# The problem
Rewrite the listing, starting at the line that contains "Patent image size: (982, 1361)." and ending after the line that contains "The measuring indicia 110 is at (578, 293).". Replace "cocktail mixer" with "drink mixer" and leave everything else unchanged.

# Data to use
- - - -

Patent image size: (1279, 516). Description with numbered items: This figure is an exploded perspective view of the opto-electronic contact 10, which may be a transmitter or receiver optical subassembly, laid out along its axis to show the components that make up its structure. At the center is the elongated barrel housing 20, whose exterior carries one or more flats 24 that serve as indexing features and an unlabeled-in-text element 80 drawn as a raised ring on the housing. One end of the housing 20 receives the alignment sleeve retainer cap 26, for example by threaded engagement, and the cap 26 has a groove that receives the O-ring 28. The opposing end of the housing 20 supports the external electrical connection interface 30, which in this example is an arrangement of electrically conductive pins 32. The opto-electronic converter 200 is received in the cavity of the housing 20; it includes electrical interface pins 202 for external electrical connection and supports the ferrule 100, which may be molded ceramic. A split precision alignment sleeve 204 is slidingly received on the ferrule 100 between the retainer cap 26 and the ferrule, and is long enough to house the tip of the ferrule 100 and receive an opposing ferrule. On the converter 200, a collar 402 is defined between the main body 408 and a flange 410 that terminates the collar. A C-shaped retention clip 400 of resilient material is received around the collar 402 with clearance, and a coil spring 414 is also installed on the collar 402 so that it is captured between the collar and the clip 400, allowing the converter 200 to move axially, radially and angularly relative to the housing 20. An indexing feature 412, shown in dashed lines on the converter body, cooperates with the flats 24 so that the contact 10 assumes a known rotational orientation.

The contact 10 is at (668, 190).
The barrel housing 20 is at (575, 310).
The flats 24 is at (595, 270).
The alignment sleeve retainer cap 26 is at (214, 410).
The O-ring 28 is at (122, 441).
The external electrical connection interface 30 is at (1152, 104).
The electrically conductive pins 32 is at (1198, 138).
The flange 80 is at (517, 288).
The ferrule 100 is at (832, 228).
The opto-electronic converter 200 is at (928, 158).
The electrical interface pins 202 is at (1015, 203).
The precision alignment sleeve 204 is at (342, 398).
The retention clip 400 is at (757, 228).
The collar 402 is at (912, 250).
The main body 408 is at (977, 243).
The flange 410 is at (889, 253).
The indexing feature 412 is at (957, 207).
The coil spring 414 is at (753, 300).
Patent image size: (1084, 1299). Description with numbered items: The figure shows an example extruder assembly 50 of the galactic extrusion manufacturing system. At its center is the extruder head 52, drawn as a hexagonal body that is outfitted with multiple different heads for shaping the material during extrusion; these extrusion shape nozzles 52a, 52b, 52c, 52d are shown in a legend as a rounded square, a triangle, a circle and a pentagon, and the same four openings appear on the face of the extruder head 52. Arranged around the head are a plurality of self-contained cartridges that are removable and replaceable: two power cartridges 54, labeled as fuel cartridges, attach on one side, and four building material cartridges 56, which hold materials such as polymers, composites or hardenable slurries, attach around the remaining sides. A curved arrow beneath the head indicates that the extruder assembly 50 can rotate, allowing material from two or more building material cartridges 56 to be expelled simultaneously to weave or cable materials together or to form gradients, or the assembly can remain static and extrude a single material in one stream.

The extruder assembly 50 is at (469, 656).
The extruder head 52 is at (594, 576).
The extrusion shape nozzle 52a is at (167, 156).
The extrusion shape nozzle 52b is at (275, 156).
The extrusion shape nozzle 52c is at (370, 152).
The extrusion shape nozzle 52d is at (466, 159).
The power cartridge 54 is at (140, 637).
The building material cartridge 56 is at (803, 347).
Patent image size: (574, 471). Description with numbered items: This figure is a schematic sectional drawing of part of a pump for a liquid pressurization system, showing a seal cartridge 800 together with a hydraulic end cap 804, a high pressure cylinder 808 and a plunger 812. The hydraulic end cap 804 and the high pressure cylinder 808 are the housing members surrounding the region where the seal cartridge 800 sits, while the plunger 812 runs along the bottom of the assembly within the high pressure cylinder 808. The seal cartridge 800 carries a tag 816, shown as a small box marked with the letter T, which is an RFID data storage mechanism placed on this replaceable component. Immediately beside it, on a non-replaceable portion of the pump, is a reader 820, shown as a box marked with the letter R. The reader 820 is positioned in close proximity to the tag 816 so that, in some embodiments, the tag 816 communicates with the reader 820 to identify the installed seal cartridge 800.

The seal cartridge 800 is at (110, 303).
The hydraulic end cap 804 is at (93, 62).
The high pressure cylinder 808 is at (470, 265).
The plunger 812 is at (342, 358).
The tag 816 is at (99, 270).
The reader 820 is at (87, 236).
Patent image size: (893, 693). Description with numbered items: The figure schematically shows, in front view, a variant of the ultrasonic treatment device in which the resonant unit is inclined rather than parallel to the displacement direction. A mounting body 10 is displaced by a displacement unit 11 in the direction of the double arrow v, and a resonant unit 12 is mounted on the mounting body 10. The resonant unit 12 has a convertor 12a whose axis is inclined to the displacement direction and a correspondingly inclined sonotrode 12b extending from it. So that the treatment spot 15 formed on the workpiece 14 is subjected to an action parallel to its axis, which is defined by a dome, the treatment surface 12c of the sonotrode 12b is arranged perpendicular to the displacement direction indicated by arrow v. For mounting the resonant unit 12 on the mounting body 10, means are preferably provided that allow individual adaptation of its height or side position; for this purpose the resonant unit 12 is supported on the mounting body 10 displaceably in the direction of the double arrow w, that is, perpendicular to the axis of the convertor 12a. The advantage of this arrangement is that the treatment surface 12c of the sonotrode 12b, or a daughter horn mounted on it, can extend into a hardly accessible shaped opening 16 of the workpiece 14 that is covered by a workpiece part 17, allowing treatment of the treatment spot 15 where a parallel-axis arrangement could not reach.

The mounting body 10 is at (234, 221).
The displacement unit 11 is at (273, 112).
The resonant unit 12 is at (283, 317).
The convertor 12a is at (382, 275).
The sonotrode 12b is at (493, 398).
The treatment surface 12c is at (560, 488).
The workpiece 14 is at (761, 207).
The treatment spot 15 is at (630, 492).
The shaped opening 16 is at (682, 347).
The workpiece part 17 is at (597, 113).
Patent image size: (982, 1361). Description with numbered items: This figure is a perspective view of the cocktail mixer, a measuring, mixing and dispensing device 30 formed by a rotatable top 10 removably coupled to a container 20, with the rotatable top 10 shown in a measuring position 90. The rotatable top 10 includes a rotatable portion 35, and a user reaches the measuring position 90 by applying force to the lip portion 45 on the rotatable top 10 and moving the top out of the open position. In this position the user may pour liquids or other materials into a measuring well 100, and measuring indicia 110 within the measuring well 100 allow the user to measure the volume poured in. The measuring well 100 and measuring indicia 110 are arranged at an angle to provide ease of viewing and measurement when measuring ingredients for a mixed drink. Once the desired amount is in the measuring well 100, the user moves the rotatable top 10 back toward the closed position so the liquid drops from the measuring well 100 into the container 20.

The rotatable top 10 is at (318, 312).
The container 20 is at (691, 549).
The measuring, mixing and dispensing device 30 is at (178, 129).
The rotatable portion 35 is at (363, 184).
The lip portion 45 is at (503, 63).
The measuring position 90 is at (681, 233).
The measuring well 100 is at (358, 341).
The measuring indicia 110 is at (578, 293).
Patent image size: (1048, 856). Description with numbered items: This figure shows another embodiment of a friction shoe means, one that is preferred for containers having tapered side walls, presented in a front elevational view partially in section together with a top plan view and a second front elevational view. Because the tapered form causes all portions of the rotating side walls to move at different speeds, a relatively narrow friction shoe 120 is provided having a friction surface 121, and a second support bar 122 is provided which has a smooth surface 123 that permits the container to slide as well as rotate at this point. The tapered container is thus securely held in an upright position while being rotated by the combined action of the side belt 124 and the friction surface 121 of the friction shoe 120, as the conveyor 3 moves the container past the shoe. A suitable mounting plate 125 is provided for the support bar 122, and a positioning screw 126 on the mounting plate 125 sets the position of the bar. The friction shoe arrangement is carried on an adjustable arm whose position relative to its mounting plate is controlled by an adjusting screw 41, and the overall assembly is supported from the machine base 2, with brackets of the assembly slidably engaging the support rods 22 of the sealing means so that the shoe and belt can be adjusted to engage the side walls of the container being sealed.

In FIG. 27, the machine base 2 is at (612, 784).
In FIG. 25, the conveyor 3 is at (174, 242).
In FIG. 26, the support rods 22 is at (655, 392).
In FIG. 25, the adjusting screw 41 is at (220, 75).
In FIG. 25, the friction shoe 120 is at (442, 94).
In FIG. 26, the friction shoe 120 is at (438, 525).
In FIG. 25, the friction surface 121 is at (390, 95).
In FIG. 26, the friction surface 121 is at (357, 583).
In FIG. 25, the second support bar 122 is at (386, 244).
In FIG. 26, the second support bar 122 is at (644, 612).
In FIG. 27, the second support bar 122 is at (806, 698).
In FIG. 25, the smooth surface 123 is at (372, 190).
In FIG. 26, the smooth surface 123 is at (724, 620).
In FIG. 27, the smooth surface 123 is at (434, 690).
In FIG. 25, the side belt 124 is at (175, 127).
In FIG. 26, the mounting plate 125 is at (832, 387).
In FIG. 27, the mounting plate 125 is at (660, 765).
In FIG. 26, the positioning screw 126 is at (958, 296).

- - - -

# The reply
Patent image size: (982, 1361). Description with numbered items: This figure is a perspective view of the drink mixer, a measuring, mixing and dispensing device 30 formed by a rotatable top 10 removably coupled to a container 20, with the rotatable top 10 shown in a measuring position 90. The rotatable top 10 includes a rotatable portion 35, and a user reaches the measuring position 90 by applying force to the lip portion 45 on the rotatable top 10 and moving the top out of the open position. In this position the user may pour liquids or other materials into a measuring well 100, and measuring indicia 110 within the measuring well 100 allow the user to measure the volume poured in. The measuring well 100 and measuring indicia 110 are arranged at an angle to provide ease of viewing and measurement when measuring ingredients for a mixed drink. Once the desired amount is in the measuring well 100, the user moves the rotatable top 10 back toward the closed position so the liquid drops from the measuring well 100 into the container 20.

The rotatable top 10 is at (318, 312).
The container 20 is at (691, 549).
The measuring, mixing and dispensing device 30 is at (178, 129).
The rotatable portion 35 is at (363, 184).
The lip portion 45 is at (503, 63).
The measuring position 90 is at (681, 233).
The measuring well 100 is at (358, 341).
The measuring indicia 110 is at (578, 293).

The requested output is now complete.